— Start of Information shown —

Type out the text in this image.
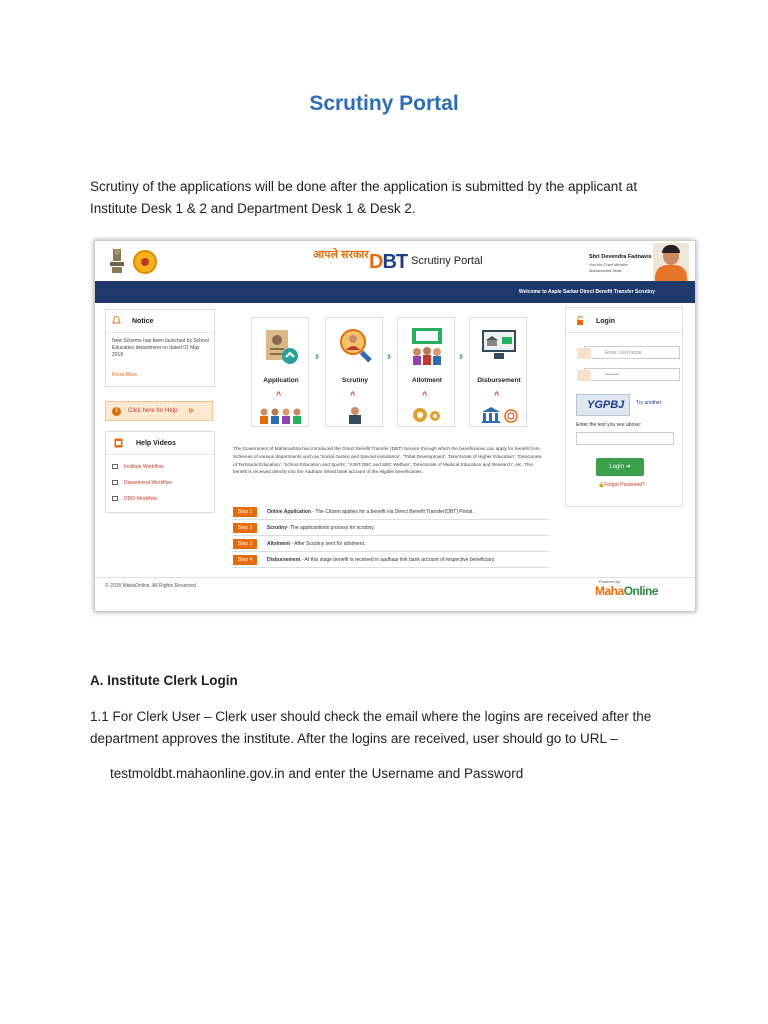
Scrutiny Portal
Scrutiny of the applications will be done after the application is submitted by the applicant at
Institute Desk 1 & 2 and Department Desk 1 & Desk 2.
आपले सरकार DBT Scrutiny Portal	Shri Devendra Fadnavis
Hon'ble Chief Minister Maharashtra State
Welcome to Aaple Sarkar Direct Benefit Transfer Scrutiny
Notice
New Scheme has been launched by School Education department on dated 01 May 2018
Know More
i	Click here for Help »
Help Videos
Institute Workflow
Department Workflow
DDO Workflow
Application
^
›
Scrutiny
^
›
Allotment
^
›
Disbursement
^
The Government of Maharashtra has introduced the Direct Benefit Transfer (DBT) Service through which the beneficiaries can apply for benefit from Schemes of various departments such as 'Social Justice and Special Assistance', 'Tribal Development', 'Directorate of Higher Education', 'Directorate of Technical Education', 'School Education and Sports', 'VJNT,OBC and SBC Welfare', 'Directorate of Medical Education and Research', etc. This benefit is received directly into the Aadhaar linked bank account of the eligible beneficiaries.
Step 1	Online Application - The Citizen applies for a benefit via Direct Benefit Transfer(DBT) Portal.
Step 2	Scrutiny- The applicantions process for scrutiny.
Step 3	Allotment - After Scrutiny sent for allotment.
Step 4	Disbursement - At this stage benefit is received in aadhaar link bank account of respective beneficiary.
Login
Enter Username
••••••••
YGPBJ Try another
Enter the text you see above:
Login ➜
🔒Forgot Password?
© 2018 MahaOnline. All Rights Reserved.
Powered by
MahaOnline
A. Institute Clerk Login
1.1 For Clerk User – Clerk user should check the email where the logins are received after the
department approves the institute. After the logins are received, user should go to URL –
testmoldbt.mahaonline.gov.in and enter the Username and Password
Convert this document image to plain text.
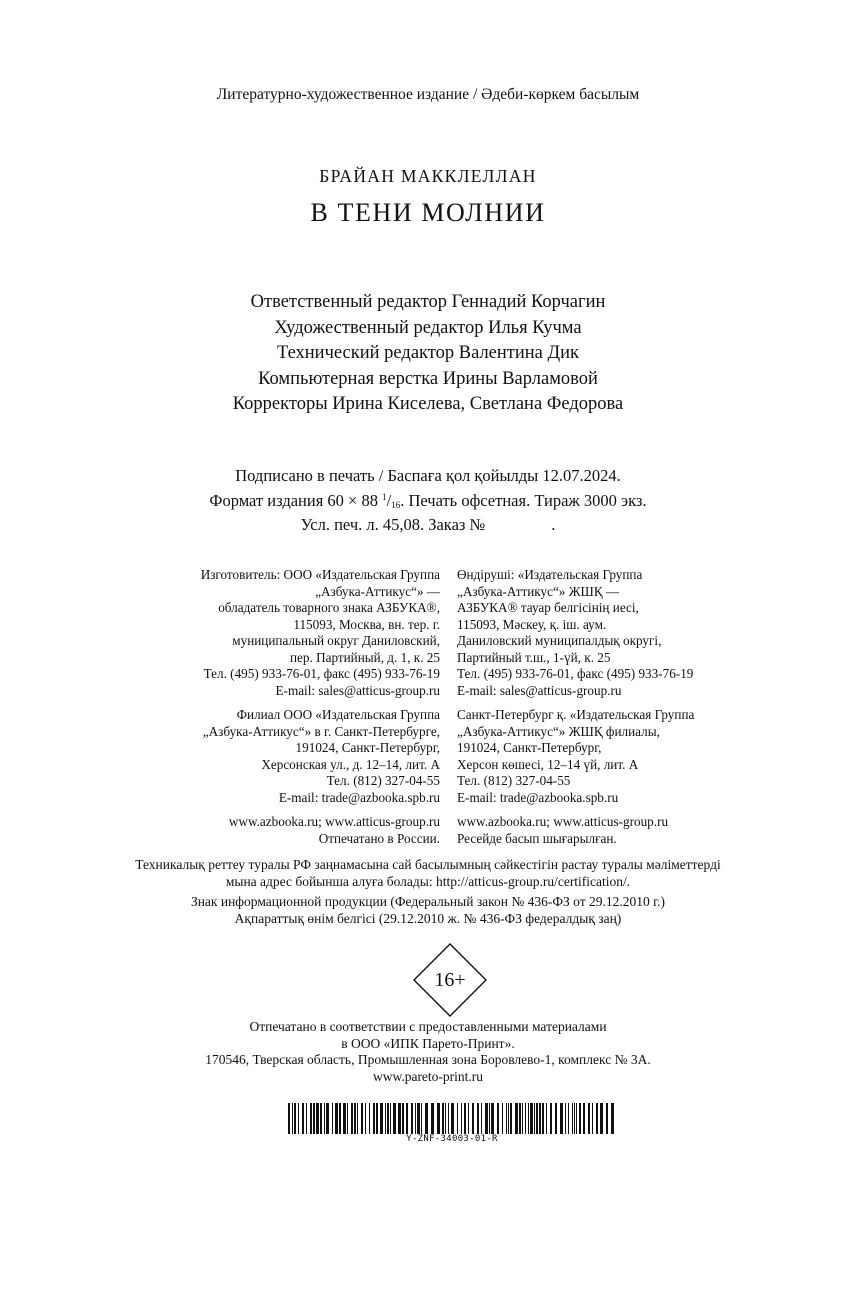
Литературно-художественное издание / Әдеби-көркем басылым
БРАЙАН МАККЛЕЛЛАН
В ТЕНИ МОЛНИИ
Ответственный редактор Геннадий Корчагин
Художественный редактор Илья Кучма
Технический редактор Валентина Дик
Компьютерная верстка Ирины Варламовой
Корректоры Ирина Киселева, Светлана Федорова
Подписано в печать / Баспаға қол қойылды 12.07.2024.
Формат издания 60 × 88 $^1/_{16}$. Печать офсетная. Тираж 3000 экз.
Усл. печ. л. 45,08. Заказ №                .
Изготовитель: ООО «Издательская Группа
„Азбука-Аттикус“» —
обладатель товарного знака АЗБУКА®,
115093, Москва, вн. тер. г.
муниципальный округ Даниловский,
пер. Партийный, д. 1, к. 25
Тел. (495) 933-76-01, факс (495) 933-76-19
E-mail: sales@atticus-group.ru
Филиал ООО «Издательская Группа
„Азбука-Аттикус“» в г. Санкт-Петербурге,
191024, Санкт-Петербург,
Херсонская ул., д. 12–14, лит. А
Тел. (812) 327-04-55
E-mail: trade@azbooka.spb.ru
www.azbooka.ru; www.atticus-group.ru
Отпечатано в России.
Өндіруші: «Издательская Группа
„Азбука-Аттикус“» ЖШҚ —
АЗБУКА® тауар белгісінің иесі,
115093, Мәскеу, қ. іш. аум.
Даниловский муниципалдық округі,
Партийный т.ш., 1-үй, к. 25
Тел. (495) 933-76-01, факс (495) 933-76-19
E-mail: sales@atticus-group.ru
Санкт-Петербург қ. «Издательская Группа
„Азбука-Аттикус“» ЖШҚ филиалы,
191024, Санкт-Петербург,
Херсон көшесі, 12–14 үй, лит. А
Тел. (812) 327-04-55
E-mail: trade@azbooka.spb.ru
www.azbooka.ru; www.atticus-group.ru
Ресейде басып шығарылған.
Техникалық реттеу туралы РФ заңнамасына сай басылымның сәйкестігін растау туралы мәліметтерді
мына адрес бойынша алуға болады: http://atticus-group.ru/certification/.
Знак информационной продукции (Федеральный закон № 436-ФЗ от 29.12.2010 г.)
Ақпараттық өнім белгісі (29.12.2010 ж. № 436-ФЗ федералдық заң)
16+
Отпечатано в соответствии с предоставленными материалами
в ООО «ИПК Парето-Принт».
170546, Тверская область, Промышленная зона Боровлево-1, комплекс № 3А.
www.pareto-print.ru
Y-ZNF-34003-01-R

— End of Information shown —

List each line of the records that holds the string "Даниловский".

муниципальный округ Даниловский,
Даниловский муниципалдық округі,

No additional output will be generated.